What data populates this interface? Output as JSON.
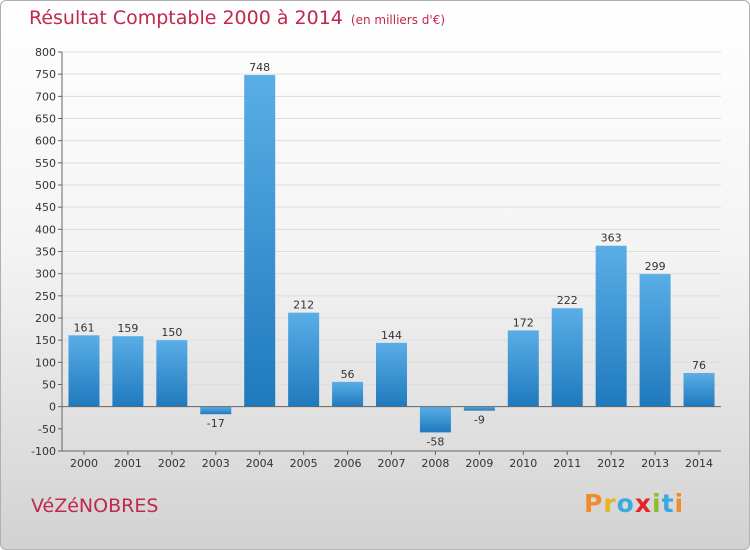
{
  "title": "Résultat Comptable 2000 à 2014",
  "subtitle": "(en milliers d'€)",
  "town": "VéZéNOBRES",
  "logo": {
    "text": "Proxiti",
    "colors": [
      "#f28c28",
      "#e8b321",
      "#3ca8e0",
      "#e2262a",
      "#8dbd2d",
      "#3ca8e0",
      "#f28c28"
    ]
  },
  "colors": {
    "bar_top": "#5aaee6",
    "bar_bottom": "#1f79bd",
    "title": "#c0284c",
    "grid": "#dddddd"
  },
  "chart_data": {
    "type": "bar",
    "title": "Résultat Comptable 2000 à 2014",
    "subtitle": "(en milliers d'€)",
    "categories": [
      "2000",
      "2001",
      "2002",
      "2003",
      "2004",
      "2005",
      "2006",
      "2007",
      "2008",
      "2009",
      "2010",
      "2011",
      "2012",
      "2013",
      "2014"
    ],
    "values": [
      161,
      159,
      150,
      -17,
      748,
      212,
      56,
      144,
      -58,
      -9,
      172,
      222,
      363,
      299,
      76
    ],
    "data_labels": [
      "161",
      "159",
      "150",
      "-17",
      "748",
      "212",
      "56",
      "144",
      "-58",
      "-9",
      "172",
      "222",
      "363",
      "299",
      "76"
    ],
    "ylim": [
      -100,
      800
    ],
    "yticks": [
      -100,
      -50,
      0,
      50,
      100,
      150,
      200,
      250,
      300,
      350,
      400,
      450,
      500,
      550,
      600,
      650,
      700,
      750,
      800
    ],
    "ytick_labels": [
      "-100",
      "-50",
      "0",
      "50",
      "100",
      "150",
      "200",
      "250",
      "300",
      "350",
      "400",
      "450",
      "500",
      "550",
      "600",
      "650",
      "700",
      "750",
      "800"
    ],
    "xlabel": "",
    "ylabel": "",
    "grid": true,
    "legend": "none"
  }
}
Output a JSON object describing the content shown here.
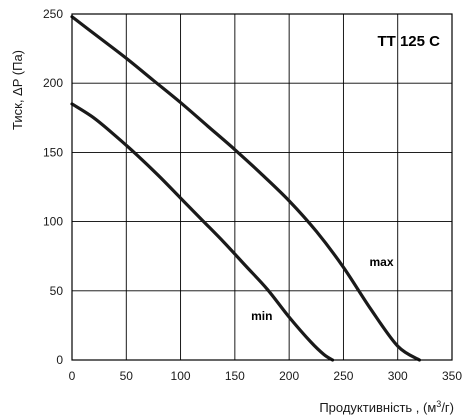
{
  "chart_data": {
    "type": "line",
    "title": "TT 125 C",
    "xlabel": "Продуктивність, (м³/г)",
    "xlabel_parts": {
      "prefix": "Продуктивність , (м",
      "sup": "3",
      "suffix": "/г)"
    },
    "ylabel": "Тиск, ΔP (Па)",
    "xlim": [
      0,
      350
    ],
    "ylim": [
      0,
      250
    ],
    "xticks": [
      0,
      50,
      100,
      150,
      200,
      250,
      300,
      350
    ],
    "yticks": [
      0,
      50,
      100,
      150,
      200,
      250
    ],
    "grid": true,
    "series": [
      {
        "name": "max",
        "x": [
          0,
          25,
          50,
          75,
          100,
          125,
          150,
          175,
          200,
          225,
          250,
          275,
          300,
          320
        ],
        "y": [
          248,
          233,
          218,
          202,
          186,
          169,
          152,
          134,
          115,
          93,
          67,
          37,
          10,
          0
        ]
      },
      {
        "name": "min",
        "x": [
          0,
          20,
          40,
          60,
          80,
          100,
          120,
          140,
          160,
          180,
          200,
          220,
          232,
          240
        ],
        "y": [
          185,
          175,
          162,
          148,
          133,
          117,
          101,
          85,
          68,
          51,
          31,
          13,
          4,
          0
        ]
      }
    ]
  }
}
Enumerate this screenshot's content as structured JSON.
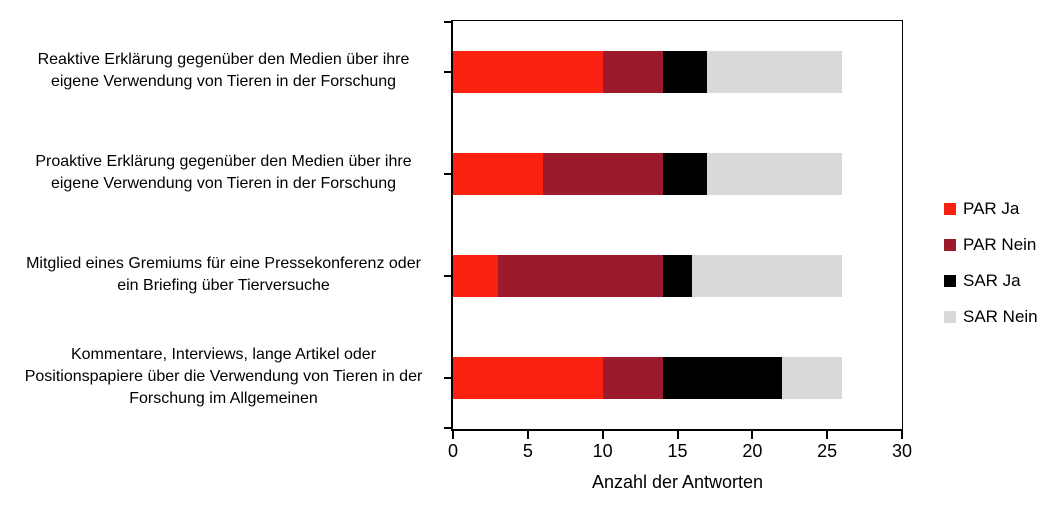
{
  "chart_data": {
    "type": "bar",
    "orientation": "horizontal",
    "stacked": true,
    "title": "",
    "xlabel": "Anzahl der Antworten",
    "ylabel": "",
    "xlim": [
      0,
      30
    ],
    "xticks": [
      0,
      5,
      10,
      15,
      20,
      25,
      30
    ],
    "grid": false,
    "legend_position": "right",
    "categories": [
      "Reaktive Erklärung gegenüber den Medien über ihre eigene Verwendung von Tieren in der Forschung",
      "Proaktive Erklärung gegenüber den Medien über ihre eigene Verwendung von Tieren in der Forschung",
      "Mitglied eines Gremiums für eine Pressekonferenz oder ein Briefing über Tierversuche",
      "Kommentare, Interviews, lange Artikel oder Positionspapiere über die Verwendung von Tieren in der Forschung im Allgemeinen"
    ],
    "category_label_lines": [
      [
        "Reaktive Erklärung gegenüber den Medien über ihre",
        "eigene Verwendung von Tieren in der Forschung"
      ],
      [
        "Proaktive Erklärung gegenüber den Medien über ihre",
        "eigene Verwendung von Tieren in der Forschung"
      ],
      [
        "Mitglied eines Gremiums für eine Pressekonferenz oder",
        "ein Briefing über Tierversuche"
      ],
      [
        "Kommentare, Interviews, lange Artikel oder",
        "Positionspapiere über die Verwendung von Tieren in der",
        "Forschung im Allgemeinen"
      ]
    ],
    "series": [
      {
        "name": "PAR Ja",
        "color": "#FB2110",
        "values": [
          10,
          6,
          3,
          10
        ]
      },
      {
        "name": "PAR Nein",
        "color": "#9B1B2D",
        "values": [
          4,
          8,
          11,
          4
        ]
      },
      {
        "name": "SAR Ja",
        "color": "#000000",
        "values": [
          3,
          3,
          2,
          8
        ]
      },
      {
        "name": "SAR Nein",
        "color": "#D9D9D9",
        "values": [
          9,
          9,
          10,
          4
        ]
      }
    ],
    "totals": [
      26,
      26,
      26,
      26
    ]
  },
  "colors": {
    "axis": "#000000",
    "background": "#FFFFFF",
    "text": "#000000"
  }
}
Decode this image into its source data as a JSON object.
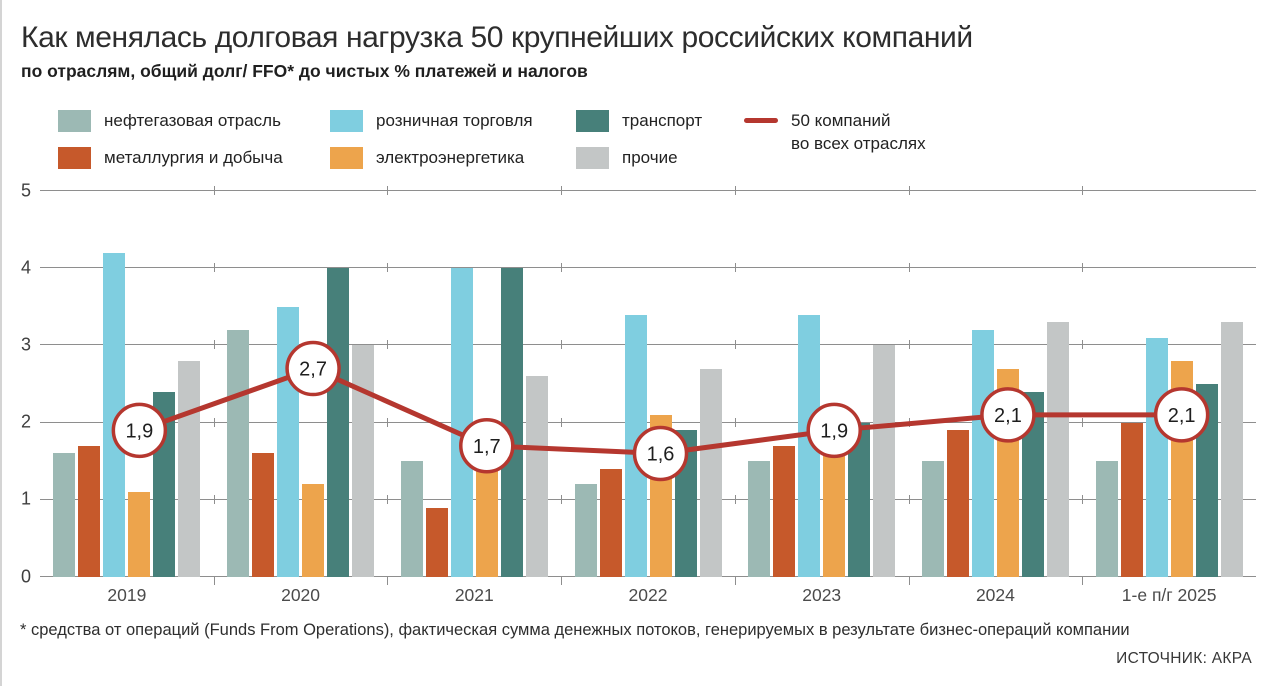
{
  "header": {
    "title": "Как менялась долговая нагрузка 50 крупнейших российских компаний",
    "subtitle": "по отраслям, общий долг/ FFO* до чистых % платежей и налогов"
  },
  "footnote": "* средства от операций (Funds From Operations), фактическая сумма денежных потоков, генерируемых в результате бизнес-операций компании",
  "source": "ИСТОЧНИК: АКРА",
  "chart_data": {
    "type": "bar",
    "title": "Как менялась долговая нагрузка 50 крупнейших российских компаний",
    "subtitle": "по отраслям, общий долг/ FFO* до чистых % платежей и налогов",
    "categories": [
      "2019",
      "2020",
      "2021",
      "2022",
      "2023",
      "2024",
      "1-е п/г 2025"
    ],
    "series": [
      {
        "name": "нефтегазовая отрасль",
        "color": "#9CB9B4",
        "values": [
          1.6,
          3.2,
          1.5,
          1.2,
          1.5,
          1.5,
          1.5
        ]
      },
      {
        "name": "металлургия и добыча",
        "color": "#C6592B",
        "values": [
          1.7,
          1.6,
          0.9,
          1.4,
          1.7,
          1.9,
          2.0
        ]
      },
      {
        "name": "розничная торговля",
        "color": "#7FCEE0",
        "values": [
          4.2,
          3.5,
          4.0,
          3.4,
          3.4,
          3.2,
          3.1
        ]
      },
      {
        "name": "электроэнергетика",
        "color": "#EDA44C",
        "values": [
          1.1,
          1.2,
          1.7,
          2.1,
          1.8,
          2.7,
          2.8
        ]
      },
      {
        "name": "транспорт",
        "color": "#47807A",
        "values": [
          2.4,
          4.0,
          4.0,
          1.9,
          2.0,
          2.4,
          2.5
        ]
      },
      {
        "name": "прочие",
        "color": "#C3C6C6",
        "values": [
          2.8,
          3.0,
          2.6,
          2.7,
          3.0,
          3.3,
          3.3
        ]
      }
    ],
    "line_series": {
      "name": "50 компаний во всех отраслях",
      "name_lines": [
        "50 компаний",
        "во всех отраслях"
      ],
      "color": "#B5372F",
      "values": [
        1.9,
        2.7,
        1.7,
        1.6,
        1.9,
        2.1,
        2.1
      ],
      "labels": [
        "1,9",
        "2,7",
        "1,7",
        "1,6",
        "1,9",
        "2,1",
        "2,1"
      ]
    },
    "xlabel": "",
    "ylabel": "",
    "ylim": [
      0,
      5
    ],
    "yticks": [
      0,
      1,
      2,
      3,
      4,
      5
    ],
    "grid": true,
    "legend_position": "top"
  }
}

☆ ☆ ☆ ☆ ☆ ☆ ☆

(WHAT TO PRODUCE)
Copy the whole of the material above exactly, but not its images.

(REPLY)
What data populates this interface? Output as JSON.
{
  "title": "Résultat Comptable 2000 à 2014",
  "subtitle": "(en milliers d'€)",
  "town": "VéZéNOBRES",
  "logo": {
    "text": "Proxiti",
    "colors": [
      "#f28c28",
      "#e8b321",
      "#3ca8e0",
      "#e2262a",
      "#8dbd2d",
      "#3ca8e0",
      "#f28c28"
    ]
  },
  "colors": {
    "bar_top": "#5aaee6",
    "bar_bottom": "#1f79bd",
    "title": "#c0284c",
    "grid": "#dddddd"
  },
  "chart_data": {
    "type": "bar",
    "title": "Résultat Comptable 2000 à 2014",
    "subtitle": "(en milliers d'€)",
    "categories": [
      "2000",
      "2001",
      "2002",
      "2003",
      "2004",
      "2005",
      "2006",
      "2007",
      "2008",
      "2009",
      "2010",
      "2011",
      "2012",
      "2013",
      "2014"
    ],
    "values": [
      161,
      159,
      150,
      -17,
      748,
      212,
      56,
      144,
      -58,
      -9,
      172,
      222,
      363,
      299,
      76
    ],
    "data_labels": [
      "161",
      "159",
      "150",
      "-17",
      "748",
      "212",
      "56",
      "144",
      "-58",
      "-9",
      "172",
      "222",
      "363",
      "299",
      "76"
    ],
    "ylim": [
      -100,
      800
    ],
    "yticks": [
      -100,
      -50,
      0,
      50,
      100,
      150,
      200,
      250,
      300,
      350,
      400,
      450,
      500,
      550,
      600,
      650,
      700,
      750,
      800
    ],
    "ytick_labels": [
      "-100",
      "-50",
      "0",
      "50",
      "100",
      "150",
      "200",
      "250",
      "300",
      "350",
      "400",
      "450",
      "500",
      "550",
      "600",
      "650",
      "700",
      "750",
      "800"
    ],
    "xlabel": "",
    "ylabel": "",
    "grid": true,
    "legend": "none"
  }
}
Output a JSON object describing the content shown here.
{
  "chart_data": {
    "type": "line",
    "title": "TT 125 C",
    "xlabel": "Продуктивність, (м³/г)",
    "xlabel_parts": {
      "prefix": "Продуктивність , (м",
      "sup": "3",
      "suffix": "/г)"
    },
    "ylabel": "Тиск, ΔP (Па)",
    "xlim": [
      0,
      350
    ],
    "ylim": [
      0,
      250
    ],
    "xticks": [
      0,
      50,
      100,
      150,
      200,
      250,
      300,
      350
    ],
    "yticks": [
      0,
      50,
      100,
      150,
      200,
      250
    ],
    "grid": true,
    "series": [
      {
        "name": "max",
        "x": [
          0,
          25,
          50,
          75,
          100,
          125,
          150,
          175,
          200,
          225,
          250,
          275,
          300,
          320
        ],
        "y": [
          248,
          233,
          218,
          202,
          186,
          169,
          152,
          134,
          115,
          93,
          67,
          37,
          10,
          0
        ]
      },
      {
        "name": "min",
        "x": [
          0,
          20,
          40,
          60,
          80,
          100,
          120,
          140,
          160,
          180,
          200,
          220,
          232,
          240
        ],
        "y": [
          185,
          175,
          162,
          148,
          133,
          117,
          101,
          85,
          68,
          51,
          31,
          13,
          4,
          0
        ]
      }
    ]
  }
}
Enumerate this screenshot's content as structured JSON.
{
  "chart_data": {
    "type": "bar",
    "orientation": "horizontal",
    "stacked": true,
    "title": "",
    "xlabel": "Anzahl der Antworten",
    "ylabel": "",
    "xlim": [
      0,
      30
    ],
    "xticks": [
      0,
      5,
      10,
      15,
      20,
      25,
      30
    ],
    "grid": false,
    "legend_position": "right",
    "categories": [
      "Reaktive Erklärung gegenüber den Medien über ihre eigene Verwendung von Tieren in der Forschung",
      "Proaktive Erklärung gegenüber den Medien über ihre eigene Verwendung von Tieren in der Forschung",
      "Mitglied eines Gremiums für eine Pressekonferenz oder ein Briefing über Tierversuche",
      "Kommentare, Interviews, lange Artikel oder Positionspapiere über die Verwendung von Tieren in der Forschung im Allgemeinen"
    ],
    "category_label_lines": [
      [
        "Reaktive Erklärung gegenüber den Medien über ihre",
        "eigene Verwendung von Tieren in der Forschung"
      ],
      [
        "Proaktive Erklärung gegenüber den Medien über ihre",
        "eigene Verwendung von Tieren in der Forschung"
      ],
      [
        "Mitglied eines Gremiums für eine Pressekonferenz oder",
        "ein Briefing über Tierversuche"
      ],
      [
        "Kommentare, Interviews, lange Artikel oder",
        "Positionspapiere über die Verwendung von Tieren in der",
        "Forschung im Allgemeinen"
      ]
    ],
    "series": [
      {
        "name": "PAR Ja",
        "color": "#FB2110",
        "values": [
          10,
          6,
          3,
          10
        ]
      },
      {
        "name": "PAR Nein",
        "color": "#9B1B2D",
        "values": [
          4,
          8,
          11,
          4
        ]
      },
      {
        "name": "SAR Ja",
        "color": "#000000",
        "values": [
          3,
          3,
          2,
          8
        ]
      },
      {
        "name": "SAR Nein",
        "color": "#D9D9D9",
        "values": [
          9,
          9,
          10,
          4
        ]
      }
    ],
    "totals": [
      26,
      26,
      26,
      26
    ]
  },
  "colors": {
    "axis": "#000000",
    "background": "#FFFFFF",
    "text": "#000000"
  }
}
Decode this image into its source data as a JSON object.
{
  "header": {
    "title": "Как менялась долговая нагрузка 50 крупнейших российских компаний",
    "subtitle": "по отраслям, общий долг/ FFO* до чистых % платежей и налогов"
  },
  "footnote": "* средства от операций (Funds From Operations), фактическая сумма денежных потоков, генерируемых в результате бизнес-операций компании",
  "source": "ИСТОЧНИК: АКРА",
  "chart_data": {
    "type": "bar",
    "title": "Как менялась долговая нагрузка 50 крупнейших российских компаний",
    "subtitle": "по отраслям, общий долг/ FFO* до чистых % платежей и налогов",
    "categories": [
      "2019",
      "2020",
      "2021",
      "2022",
      "2023",
      "2024",
      "1-е п/г 2025"
    ],
    "series": [
      {
        "name": "нефтегазовая отрасль",
        "color": "#9CB9B4",
        "values": [
          1.6,
          3.2,
          1.5,
          1.2,
          1.5,
          1.5,
          1.5
        ]
      },
      {
        "name": "металлургия и добыча",
        "color": "#C6592B",
        "values": [
          1.7,
          1.6,
          0.9,
          1.4,
          1.7,
          1.9,
          2.0
        ]
      },
      {
        "name": "розничная торговля",
        "color": "#7FCEE0",
        "values": [
          4.2,
          3.5,
          4.0,
          3.4,
          3.4,
          3.2,
          3.1
        ]
      },
      {
        "name": "электроэнергетика",
        "color": "#EDA44C",
        "values": [
          1.1,
          1.2,
          1.7,
          2.1,
          1.8,
          2.7,
          2.8
        ]
      },
      {
        "name": "транспорт",
        "color": "#47807A",
        "values": [
          2.4,
          4.0,
          4.0,
          1.9,
          2.0,
          2.4,
          2.5
        ]
      },
      {
        "name": "прочие",
        "color": "#C3C6C6",
        "values": [
          2.8,
          3.0,
          2.6,
          2.7,
          3.0,
          3.3,
          3.3
        ]
      }
    ],
    "line_series": {
      "name": "50 компаний во всех отраслях",
      "name_lines": [
        "50 компаний",
        "во всех отраслях"
      ],
      "color": "#B5372F",
      "values": [
        1.9,
        2.7,
        1.7,
        1.6,
        1.9,
        2.1,
        2.1
      ],
      "labels": [
        "1,9",
        "2,7",
        "1,7",
        "1,6",
        "1,9",
        "2,1",
        "2,1"
      ]
    },
    "xlabel": "",
    "ylabel": "",
    "ylim": [
      0,
      5
    ],
    "yticks": [
      0,
      1,
      2,
      3,
      4,
      5
    ],
    "grid": true,
    "legend_position": "top"
  }
}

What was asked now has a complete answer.